Stored items
----------------------------------------

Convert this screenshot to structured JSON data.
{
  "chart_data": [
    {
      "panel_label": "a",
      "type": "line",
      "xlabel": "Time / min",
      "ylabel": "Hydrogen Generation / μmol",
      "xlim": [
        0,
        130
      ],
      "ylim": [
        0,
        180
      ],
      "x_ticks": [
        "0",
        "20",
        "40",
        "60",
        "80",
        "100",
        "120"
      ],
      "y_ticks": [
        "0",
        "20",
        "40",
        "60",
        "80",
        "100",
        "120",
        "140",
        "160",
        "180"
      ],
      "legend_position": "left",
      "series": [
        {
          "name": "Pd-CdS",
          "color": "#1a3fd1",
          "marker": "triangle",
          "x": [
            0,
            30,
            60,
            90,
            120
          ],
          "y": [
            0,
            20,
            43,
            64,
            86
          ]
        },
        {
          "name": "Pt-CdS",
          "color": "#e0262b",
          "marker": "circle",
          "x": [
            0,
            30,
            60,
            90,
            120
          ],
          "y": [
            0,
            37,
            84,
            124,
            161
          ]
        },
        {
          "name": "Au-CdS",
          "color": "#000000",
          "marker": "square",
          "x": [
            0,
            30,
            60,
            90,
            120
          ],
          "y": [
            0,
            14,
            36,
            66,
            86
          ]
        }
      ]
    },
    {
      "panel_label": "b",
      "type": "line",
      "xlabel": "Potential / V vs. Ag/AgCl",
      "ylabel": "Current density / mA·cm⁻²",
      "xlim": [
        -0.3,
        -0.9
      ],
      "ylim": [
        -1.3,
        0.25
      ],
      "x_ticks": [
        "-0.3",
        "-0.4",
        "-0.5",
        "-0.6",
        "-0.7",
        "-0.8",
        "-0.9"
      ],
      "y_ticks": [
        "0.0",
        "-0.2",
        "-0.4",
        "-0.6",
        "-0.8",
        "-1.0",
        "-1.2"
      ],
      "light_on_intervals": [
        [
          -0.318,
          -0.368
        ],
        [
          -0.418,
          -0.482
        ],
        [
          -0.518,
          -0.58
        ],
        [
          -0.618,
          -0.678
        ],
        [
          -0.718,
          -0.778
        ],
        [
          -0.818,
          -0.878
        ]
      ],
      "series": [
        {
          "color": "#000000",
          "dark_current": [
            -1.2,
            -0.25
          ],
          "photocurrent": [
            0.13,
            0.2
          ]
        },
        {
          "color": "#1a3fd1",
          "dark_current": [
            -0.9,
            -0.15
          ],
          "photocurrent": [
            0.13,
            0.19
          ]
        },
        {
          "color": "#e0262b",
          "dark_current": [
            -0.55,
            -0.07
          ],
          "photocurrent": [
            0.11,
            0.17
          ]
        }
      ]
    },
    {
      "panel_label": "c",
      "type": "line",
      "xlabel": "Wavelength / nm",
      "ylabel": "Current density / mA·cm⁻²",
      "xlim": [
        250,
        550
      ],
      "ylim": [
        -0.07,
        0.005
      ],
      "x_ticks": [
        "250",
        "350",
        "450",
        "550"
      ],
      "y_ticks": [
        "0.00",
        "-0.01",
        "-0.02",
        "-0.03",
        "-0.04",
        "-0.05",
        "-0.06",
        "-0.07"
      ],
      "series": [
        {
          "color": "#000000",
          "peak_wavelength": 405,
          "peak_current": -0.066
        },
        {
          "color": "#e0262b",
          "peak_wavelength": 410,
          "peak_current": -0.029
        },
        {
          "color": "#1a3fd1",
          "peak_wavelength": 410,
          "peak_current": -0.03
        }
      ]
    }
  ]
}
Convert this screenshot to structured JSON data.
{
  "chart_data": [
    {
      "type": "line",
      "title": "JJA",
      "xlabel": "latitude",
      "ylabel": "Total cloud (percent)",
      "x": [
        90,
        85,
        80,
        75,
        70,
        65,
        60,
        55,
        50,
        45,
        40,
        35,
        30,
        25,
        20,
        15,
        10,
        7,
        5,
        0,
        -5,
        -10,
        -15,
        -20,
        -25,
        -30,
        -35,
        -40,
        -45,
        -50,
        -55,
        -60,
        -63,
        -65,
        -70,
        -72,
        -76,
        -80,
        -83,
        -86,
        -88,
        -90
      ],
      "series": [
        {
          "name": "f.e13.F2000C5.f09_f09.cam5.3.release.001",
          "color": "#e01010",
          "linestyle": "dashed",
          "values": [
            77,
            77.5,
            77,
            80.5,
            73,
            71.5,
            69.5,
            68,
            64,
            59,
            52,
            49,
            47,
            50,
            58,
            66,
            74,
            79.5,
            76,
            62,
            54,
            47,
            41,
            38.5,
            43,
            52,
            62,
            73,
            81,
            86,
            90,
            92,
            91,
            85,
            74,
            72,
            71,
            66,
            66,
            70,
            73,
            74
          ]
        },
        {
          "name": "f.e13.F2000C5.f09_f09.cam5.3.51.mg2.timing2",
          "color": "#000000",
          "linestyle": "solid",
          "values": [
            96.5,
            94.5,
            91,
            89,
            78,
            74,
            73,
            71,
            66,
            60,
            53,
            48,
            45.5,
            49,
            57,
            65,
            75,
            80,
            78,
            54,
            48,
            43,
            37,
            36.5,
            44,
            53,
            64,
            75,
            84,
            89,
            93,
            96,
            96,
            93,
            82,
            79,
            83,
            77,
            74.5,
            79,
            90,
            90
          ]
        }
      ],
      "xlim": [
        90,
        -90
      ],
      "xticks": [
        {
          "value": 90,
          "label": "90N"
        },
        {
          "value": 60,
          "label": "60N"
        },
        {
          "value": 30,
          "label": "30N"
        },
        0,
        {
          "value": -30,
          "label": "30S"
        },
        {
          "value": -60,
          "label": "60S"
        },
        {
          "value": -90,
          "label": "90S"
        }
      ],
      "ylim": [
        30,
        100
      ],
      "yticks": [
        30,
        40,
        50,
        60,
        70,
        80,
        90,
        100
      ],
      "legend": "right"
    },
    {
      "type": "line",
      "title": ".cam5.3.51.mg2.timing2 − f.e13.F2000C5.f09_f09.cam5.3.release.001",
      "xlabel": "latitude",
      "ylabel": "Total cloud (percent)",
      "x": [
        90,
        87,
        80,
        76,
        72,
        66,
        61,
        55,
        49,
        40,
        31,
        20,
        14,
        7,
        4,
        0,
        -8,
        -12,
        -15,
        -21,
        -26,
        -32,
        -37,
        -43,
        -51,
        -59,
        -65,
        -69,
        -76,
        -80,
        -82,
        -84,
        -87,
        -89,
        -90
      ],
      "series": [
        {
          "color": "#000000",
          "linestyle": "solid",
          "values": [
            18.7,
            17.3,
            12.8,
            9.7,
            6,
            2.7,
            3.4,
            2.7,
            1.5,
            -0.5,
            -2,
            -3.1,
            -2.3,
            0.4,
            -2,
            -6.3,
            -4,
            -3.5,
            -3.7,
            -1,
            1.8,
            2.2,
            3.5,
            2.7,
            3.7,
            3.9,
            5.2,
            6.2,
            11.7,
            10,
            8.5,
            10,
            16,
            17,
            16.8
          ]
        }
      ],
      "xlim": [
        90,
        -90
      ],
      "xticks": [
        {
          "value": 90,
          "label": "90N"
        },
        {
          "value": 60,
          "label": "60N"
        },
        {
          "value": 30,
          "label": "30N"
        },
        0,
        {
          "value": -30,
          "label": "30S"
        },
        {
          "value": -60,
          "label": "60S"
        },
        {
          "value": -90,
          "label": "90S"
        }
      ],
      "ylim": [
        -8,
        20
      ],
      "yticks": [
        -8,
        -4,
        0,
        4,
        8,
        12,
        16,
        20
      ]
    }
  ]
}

----------------------------------------

▸ **YOUR TASK**
Retype all of the entries precisely as they are.

▸ **THE ANSWER**
Convert this screenshot to structured JSON data.
{
  "chart_data": [
    {
      "panel_label": "a",
      "type": "line",
      "xlabel": "Time / min",
      "ylabel": "Hydrogen Generation / μmol",
      "xlim": [
        0,
        130
      ],
      "ylim": [
        0,
        180
      ],
      "x_ticks": [
        "0",
        "20",
        "40",
        "60",
        "80",
        "100",
        "120"
      ],
      "y_ticks": [
        "0",
        "20",
        "40",
        "60",
        "80",
        "100",
        "120",
        "140",
        "160",
        "180"
      ],
      "legend_position": "left",
      "series": [
        {
          "name": "Pd-CdS",
          "color": "#1a3fd1",
          "marker": "triangle",
          "x": [
            0,
            30,
            60,
            90,
            120
          ],
          "y": [
            0,
            20,
            43,
            64,
            86
          ]
        },
        {
          "name": "Pt-CdS",
          "color": "#e0262b",
          "marker": "circle",
          "x": [
            0,
            30,
            60,
            90,
            120
          ],
          "y": [
            0,
            37,
            84,
            124,
            161
          ]
        },
        {
          "name": "Au-CdS",
          "color": "#000000",
          "marker": "square",
          "x": [
            0,
            30,
            60,
            90,
            120
          ],
          "y": [
            0,
            14,
            36,
            66,
            86
          ]
        }
      ]
    },
    {
      "panel_label": "b",
      "type": "line",
      "xlabel": "Potential / V vs. Ag/AgCl",
      "ylabel": "Current density / mA·cm⁻²",
      "xlim": [
        -0.3,
        -0.9
      ],
      "ylim": [
        -1.3,
        0.25
      ],
      "x_ticks": [
        "-0.3",
        "-0.4",
        "-0.5",
        "-0.6",
        "-0.7",
        "-0.8",
        "-0.9"
      ],
      "y_ticks": [
        "0.0",
        "-0.2",
        "-0.4",
        "-0.6",
        "-0.8",
        "-1.0",
        "-1.2"
      ],
      "light_on_intervals": [
        [
          -0.318,
          -0.368
        ],
        [
          -0.418,
          -0.482
        ],
        [
          -0.518,
          -0.58
        ],
        [
          -0.618,
          -0.678
        ],
        [
          -0.718,
          -0.778
        ],
        [
          -0.818,
          -0.878
        ]
      ],
      "series": [
        {
          "color": "#000000",
          "dark_current": [
            -1.2,
            -0.25
          ],
          "photocurrent": [
            0.13,
            0.2
          ]
        },
        {
          "color": "#1a3fd1",
          "dark_current": [
            -0.9,
            -0.15
          ],
          "photocurrent": [
            0.13,
            0.19
          ]
        },
        {
          "color": "#e0262b",
          "dark_current": [
            -0.55,
            -0.07
          ],
          "photocurrent": [
            0.11,
            0.17
          ]
        }
      ]
    },
    {
      "panel_label": "c",
      "type": "line",
      "xlabel": "Wavelength / nm",
      "ylabel": "Current density / mA·cm⁻²",
      "xlim": [
        250,
        550
      ],
      "ylim": [
        -0.07,
        0.005
      ],
      "x_ticks": [
        "250",
        "350",
        "450",
        "550"
      ],
      "y_ticks": [
        "0.00",
        "-0.01",
        "-0.02",
        "-0.03",
        "-0.04",
        "-0.05",
        "-0.06",
        "-0.07"
      ],
      "series": [
        {
          "color": "#000000",
          "peak_wavelength": 405,
          "peak_current": -0.066
        },
        {
          "color": "#e0262b",
          "peak_wavelength": 410,
          "peak_current": -0.029
        },
        {
          "color": "#1a3fd1",
          "peak_wavelength": 410,
          "peak_current": -0.03
        }
      ]
    }
  ]
}
Convert this screenshot to structured JSON data.
{
  "chart_data": [
    {
      "type": "line",
      "title": "JJA",
      "xlabel": "latitude",
      "ylabel": "Total cloud (percent)",
      "x": [
        90,
        85,
        80,
        75,
        70,
        65,
        60,
        55,
        50,
        45,
        40,
        35,
        30,
        25,
        20,
        15,
        10,
        7,
        5,
        0,
        -5,
        -10,
        -15,
        -20,
        -25,
        -30,
        -35,
        -40,
        -45,
        -50,
        -55,
        -60,
        -63,
        -65,
        -70,
        -72,
        -76,
        -80,
        -83,
        -86,
        -88,
        -90
      ],
      "series": [
        {
          "name": "f.e13.F2000C5.f09_f09.cam5.3.release.001",
          "color": "#e01010",
          "linestyle": "dashed",
          "values": [
            77,
            77.5,
            77,
            80.5,
            73,
            71.5,
            69.5,
            68,
            64,
            59,
            52,
            49,
            47,
            50,
            58,
            66,
            74,
            79.5,
            76,
            62,
            54,
            47,
            41,
            38.5,
            43,
            52,
            62,
            73,
            81,
            86,
            90,
            92,
            91,
            85,
            74,
            72,
            71,
            66,
            66,
            70,
            73,
            74
          ]
        },
        {
          "name": "f.e13.F2000C5.f09_f09.cam5.3.51.mg2.timing2",
          "color": "#000000",
          "linestyle": "solid",
          "values": [
            96.5,
            94.5,
            91,
            89,
            78,
            74,
            73,
            71,
            66,
            60,
            53,
            48,
            45.5,
            49,
            57,
            65,
            75,
            80,
            78,
            54,
            48,
            43,
            37,
            36.5,
            44,
            53,
            64,
            75,
            84,
            89,
            93,
            96,
            96,
            93,
            82,
            79,
            83,
            77,
            74.5,
            79,
            90,
            90
          ]
        }
      ],
      "xlim": [
        90,
        -90
      ],
      "xticks": [
        {
          "value": 90,
          "label": "90N"
        },
        {
          "value": 60,
          "label": "60N"
        },
        {
          "value": 30,
          "label": "30N"
        },
        0,
        {
          "value": -30,
          "label": "30S"
        },
        {
          "value": -60,
          "label": "60S"
        },
        {
          "value": -90,
          "label": "90S"
        }
      ],
      "ylim": [
        30,
        100
      ],
      "yticks": [
        30,
        40,
        50,
        60,
        70,
        80,
        90,
        100
      ],
      "legend": "right"
    },
    {
      "type": "line",
      "title": ".cam5.3.51.mg2.timing2 − f.e13.F2000C5.f09_f09.cam5.3.release.001",
      "xlabel": "latitude",
      "ylabel": "Total cloud (percent)",
      "x": [
        90,
        87,
        80,
        76,
        72,
        66,
        61,
        55,
        49,
        40,
        31,
        20,
        14,
        7,
        4,
        0,
        -8,
        -12,
        -15,
        -21,
        -26,
        -32,
        -37,
        -43,
        -51,
        -59,
        -65,
        -69,
        -76,
        -80,
        -82,
        -84,
        -87,
        -89,
        -90
      ],
      "series": [
        {
          "color": "#000000",
          "linestyle": "solid",
          "values": [
            18.7,
            17.3,
            12.8,
            9.7,
            6,
            2.7,
            3.4,
            2.7,
            1.5,
            -0.5,
            -2,
            -3.1,
            -2.3,
            0.4,
            -2,
            -6.3,
            -4,
            -3.5,
            -3.7,
            -1,
            1.8,
            2.2,
            3.5,
            2.7,
            3.7,
            3.9,
            5.2,
            6.2,
            11.7,
            10,
            8.5,
            10,
            16,
            17,
            16.8
          ]
        }
      ],
      "xlim": [
        90,
        -90
      ],
      "xticks": [
        {
          "value": 90,
          "label": "90N"
        },
        {
          "value": 60,
          "label": "60N"
        },
        {
          "value": 30,
          "label": "30N"
        },
        0,
        {
          "value": -30,
          "label": "30S"
        },
        {
          "value": -60,
          "label": "60S"
        },
        {
          "value": -90,
          "label": "90S"
        }
      ],
      "ylim": [
        -8,
        20
      ],
      "yticks": [
        -8,
        -4,
        0,
        4,
        8,
        12,
        16,
        20
      ]
    }
  ]
}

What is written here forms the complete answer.